**Set task**: For the listing below, give the count of lines containing the string "California" and nothing else.

**Entries**:
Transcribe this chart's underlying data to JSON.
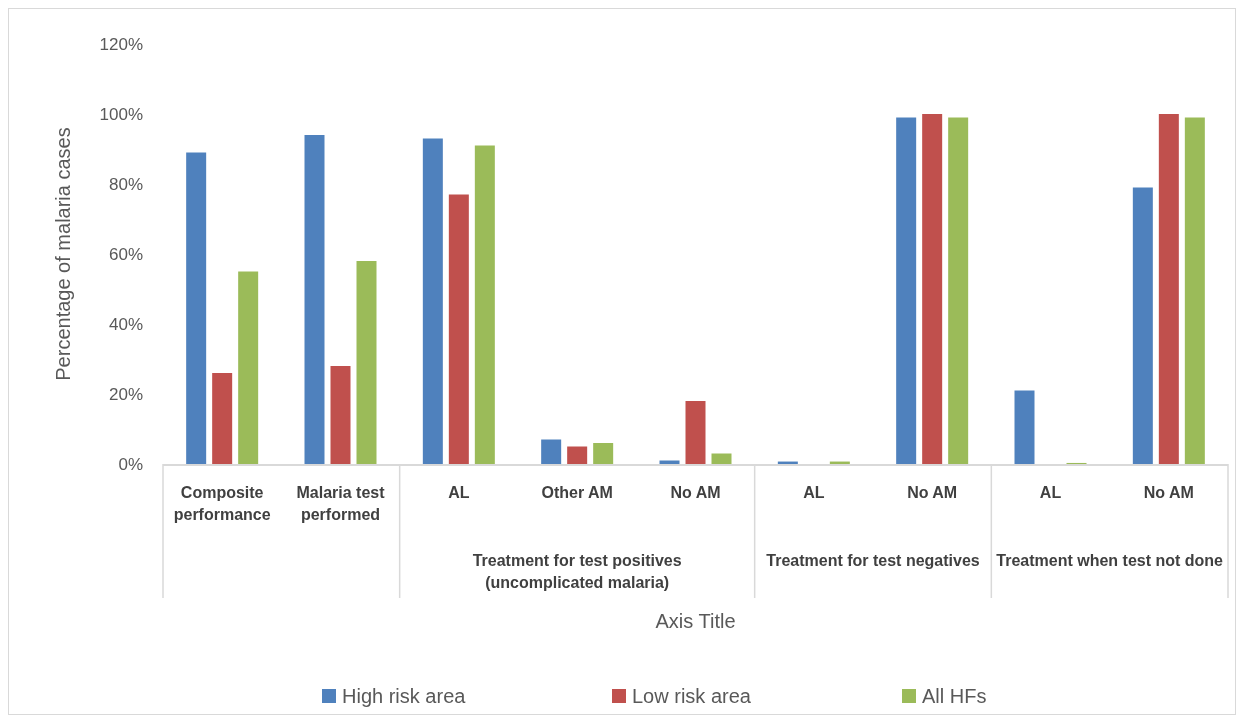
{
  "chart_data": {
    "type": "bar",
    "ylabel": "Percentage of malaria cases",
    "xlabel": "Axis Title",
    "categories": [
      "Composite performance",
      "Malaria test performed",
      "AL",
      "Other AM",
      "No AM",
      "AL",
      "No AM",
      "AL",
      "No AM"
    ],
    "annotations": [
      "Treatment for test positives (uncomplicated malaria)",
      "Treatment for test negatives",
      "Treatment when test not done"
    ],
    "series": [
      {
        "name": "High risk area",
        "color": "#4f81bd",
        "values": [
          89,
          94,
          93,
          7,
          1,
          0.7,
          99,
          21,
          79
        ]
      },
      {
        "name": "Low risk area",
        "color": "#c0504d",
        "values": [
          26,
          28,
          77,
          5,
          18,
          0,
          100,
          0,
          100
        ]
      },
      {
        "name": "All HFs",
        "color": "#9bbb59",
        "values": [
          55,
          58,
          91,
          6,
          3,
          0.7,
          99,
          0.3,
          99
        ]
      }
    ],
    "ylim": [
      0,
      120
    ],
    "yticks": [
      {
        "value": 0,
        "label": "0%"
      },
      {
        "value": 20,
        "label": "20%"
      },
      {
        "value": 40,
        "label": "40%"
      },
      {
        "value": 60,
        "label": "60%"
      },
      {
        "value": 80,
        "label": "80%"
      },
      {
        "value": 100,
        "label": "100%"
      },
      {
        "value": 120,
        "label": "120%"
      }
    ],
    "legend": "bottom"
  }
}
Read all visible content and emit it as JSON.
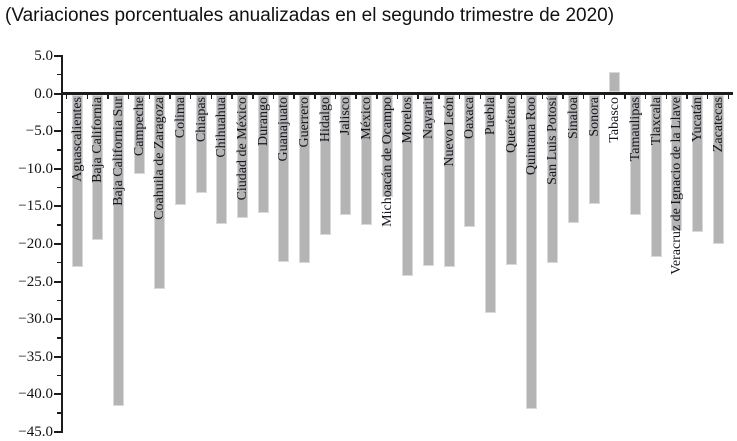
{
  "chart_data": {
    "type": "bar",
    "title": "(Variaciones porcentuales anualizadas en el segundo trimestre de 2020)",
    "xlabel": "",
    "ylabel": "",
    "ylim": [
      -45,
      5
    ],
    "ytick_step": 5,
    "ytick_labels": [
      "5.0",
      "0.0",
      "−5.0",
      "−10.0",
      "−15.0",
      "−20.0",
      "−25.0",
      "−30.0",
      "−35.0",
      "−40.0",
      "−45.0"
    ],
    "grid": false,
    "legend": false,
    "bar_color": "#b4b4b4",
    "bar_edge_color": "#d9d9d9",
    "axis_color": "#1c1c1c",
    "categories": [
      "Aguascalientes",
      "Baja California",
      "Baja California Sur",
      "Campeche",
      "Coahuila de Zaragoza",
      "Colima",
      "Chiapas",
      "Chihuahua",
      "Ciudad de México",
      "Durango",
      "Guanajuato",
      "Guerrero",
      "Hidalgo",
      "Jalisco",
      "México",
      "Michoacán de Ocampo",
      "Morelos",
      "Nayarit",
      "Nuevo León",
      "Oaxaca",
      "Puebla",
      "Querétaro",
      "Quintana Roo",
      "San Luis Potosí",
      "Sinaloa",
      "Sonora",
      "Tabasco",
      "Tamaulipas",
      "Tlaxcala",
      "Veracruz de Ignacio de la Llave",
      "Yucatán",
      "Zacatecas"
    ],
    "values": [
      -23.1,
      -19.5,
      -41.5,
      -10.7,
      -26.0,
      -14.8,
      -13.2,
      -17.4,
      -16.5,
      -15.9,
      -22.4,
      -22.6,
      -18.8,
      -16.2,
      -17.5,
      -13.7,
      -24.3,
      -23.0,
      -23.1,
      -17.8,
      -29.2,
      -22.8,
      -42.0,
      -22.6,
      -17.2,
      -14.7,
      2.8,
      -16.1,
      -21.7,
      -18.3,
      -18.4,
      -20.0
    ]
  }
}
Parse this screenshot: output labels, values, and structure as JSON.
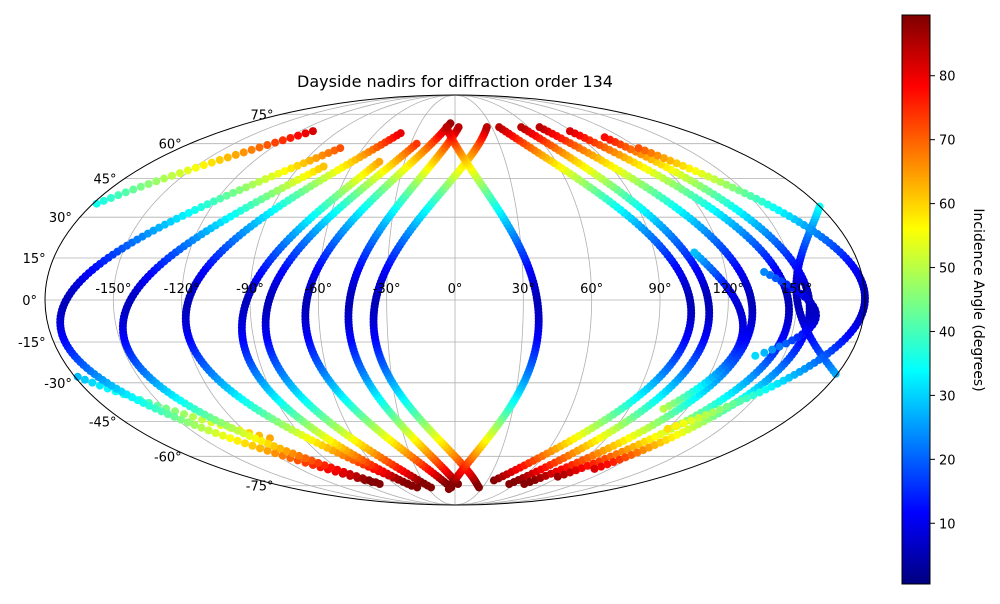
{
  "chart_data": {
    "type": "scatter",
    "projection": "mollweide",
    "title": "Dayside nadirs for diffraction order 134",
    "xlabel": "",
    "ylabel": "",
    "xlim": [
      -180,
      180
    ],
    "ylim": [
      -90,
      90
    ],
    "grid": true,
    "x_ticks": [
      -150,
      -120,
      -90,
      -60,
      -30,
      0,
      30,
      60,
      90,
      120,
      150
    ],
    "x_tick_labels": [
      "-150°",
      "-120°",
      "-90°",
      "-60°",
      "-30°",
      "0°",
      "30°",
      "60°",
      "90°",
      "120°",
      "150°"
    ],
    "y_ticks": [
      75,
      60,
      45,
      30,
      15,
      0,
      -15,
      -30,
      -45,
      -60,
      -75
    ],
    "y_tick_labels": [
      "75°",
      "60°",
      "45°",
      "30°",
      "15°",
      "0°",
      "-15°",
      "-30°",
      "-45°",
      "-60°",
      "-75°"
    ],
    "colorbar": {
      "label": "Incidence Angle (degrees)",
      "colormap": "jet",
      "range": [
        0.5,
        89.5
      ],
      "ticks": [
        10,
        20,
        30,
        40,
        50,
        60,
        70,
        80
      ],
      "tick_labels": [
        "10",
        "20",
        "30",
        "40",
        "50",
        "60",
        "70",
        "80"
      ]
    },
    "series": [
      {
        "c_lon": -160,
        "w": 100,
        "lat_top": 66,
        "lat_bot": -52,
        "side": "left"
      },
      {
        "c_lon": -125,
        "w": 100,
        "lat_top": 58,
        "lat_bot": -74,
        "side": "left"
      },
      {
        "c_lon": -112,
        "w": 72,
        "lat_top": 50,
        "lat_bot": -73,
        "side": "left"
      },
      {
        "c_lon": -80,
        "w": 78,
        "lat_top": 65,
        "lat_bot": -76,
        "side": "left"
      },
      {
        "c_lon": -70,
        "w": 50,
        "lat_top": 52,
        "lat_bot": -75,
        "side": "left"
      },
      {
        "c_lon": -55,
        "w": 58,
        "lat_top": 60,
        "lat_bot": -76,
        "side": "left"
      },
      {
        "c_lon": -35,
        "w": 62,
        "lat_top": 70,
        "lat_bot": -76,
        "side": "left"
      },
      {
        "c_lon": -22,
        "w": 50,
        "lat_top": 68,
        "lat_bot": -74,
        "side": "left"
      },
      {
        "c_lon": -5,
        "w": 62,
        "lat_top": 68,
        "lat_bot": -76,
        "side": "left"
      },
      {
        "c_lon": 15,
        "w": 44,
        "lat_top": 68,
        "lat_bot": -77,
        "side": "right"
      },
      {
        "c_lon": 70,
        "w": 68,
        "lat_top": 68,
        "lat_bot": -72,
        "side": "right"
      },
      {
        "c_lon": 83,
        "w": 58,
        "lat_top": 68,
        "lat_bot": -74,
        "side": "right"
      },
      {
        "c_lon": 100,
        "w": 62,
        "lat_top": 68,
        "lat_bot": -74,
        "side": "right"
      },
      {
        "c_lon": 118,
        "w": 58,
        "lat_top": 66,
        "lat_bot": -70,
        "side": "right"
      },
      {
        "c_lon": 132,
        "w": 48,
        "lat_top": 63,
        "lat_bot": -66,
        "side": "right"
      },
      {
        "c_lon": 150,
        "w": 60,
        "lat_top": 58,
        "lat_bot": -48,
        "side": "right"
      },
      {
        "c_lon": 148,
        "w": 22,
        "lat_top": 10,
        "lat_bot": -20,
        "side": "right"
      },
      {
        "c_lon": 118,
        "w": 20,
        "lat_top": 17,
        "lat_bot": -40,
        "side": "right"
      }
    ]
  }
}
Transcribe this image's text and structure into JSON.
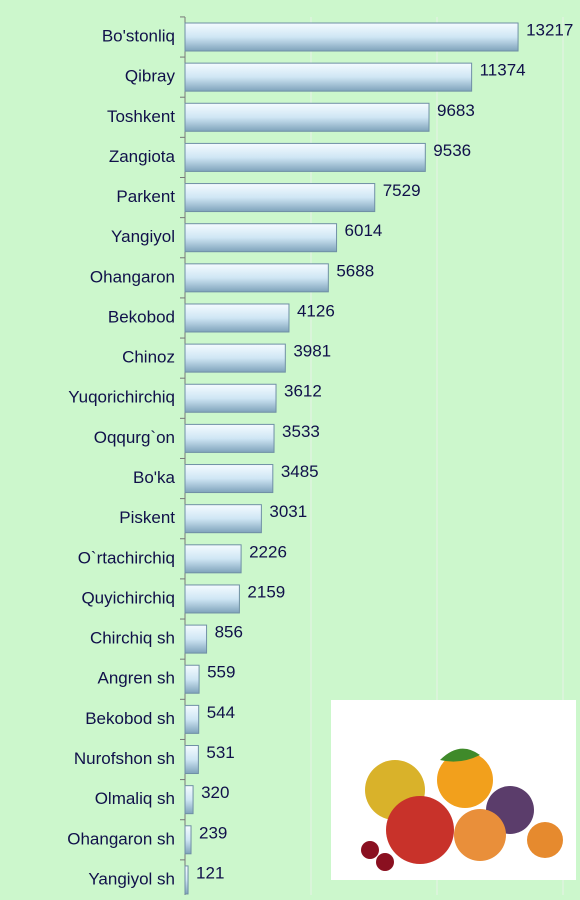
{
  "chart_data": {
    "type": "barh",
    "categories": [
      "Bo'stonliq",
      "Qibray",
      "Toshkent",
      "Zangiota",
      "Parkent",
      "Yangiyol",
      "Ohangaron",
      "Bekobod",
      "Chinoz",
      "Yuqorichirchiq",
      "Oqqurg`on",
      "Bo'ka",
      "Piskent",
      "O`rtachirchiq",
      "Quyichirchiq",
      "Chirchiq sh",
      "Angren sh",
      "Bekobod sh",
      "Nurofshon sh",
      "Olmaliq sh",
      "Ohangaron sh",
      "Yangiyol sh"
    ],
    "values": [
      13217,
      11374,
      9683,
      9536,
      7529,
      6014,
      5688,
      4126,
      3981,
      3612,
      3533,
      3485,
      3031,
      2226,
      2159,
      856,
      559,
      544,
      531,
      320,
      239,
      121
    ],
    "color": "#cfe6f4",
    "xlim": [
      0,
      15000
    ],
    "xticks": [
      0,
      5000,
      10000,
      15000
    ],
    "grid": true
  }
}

**Right answer**: 2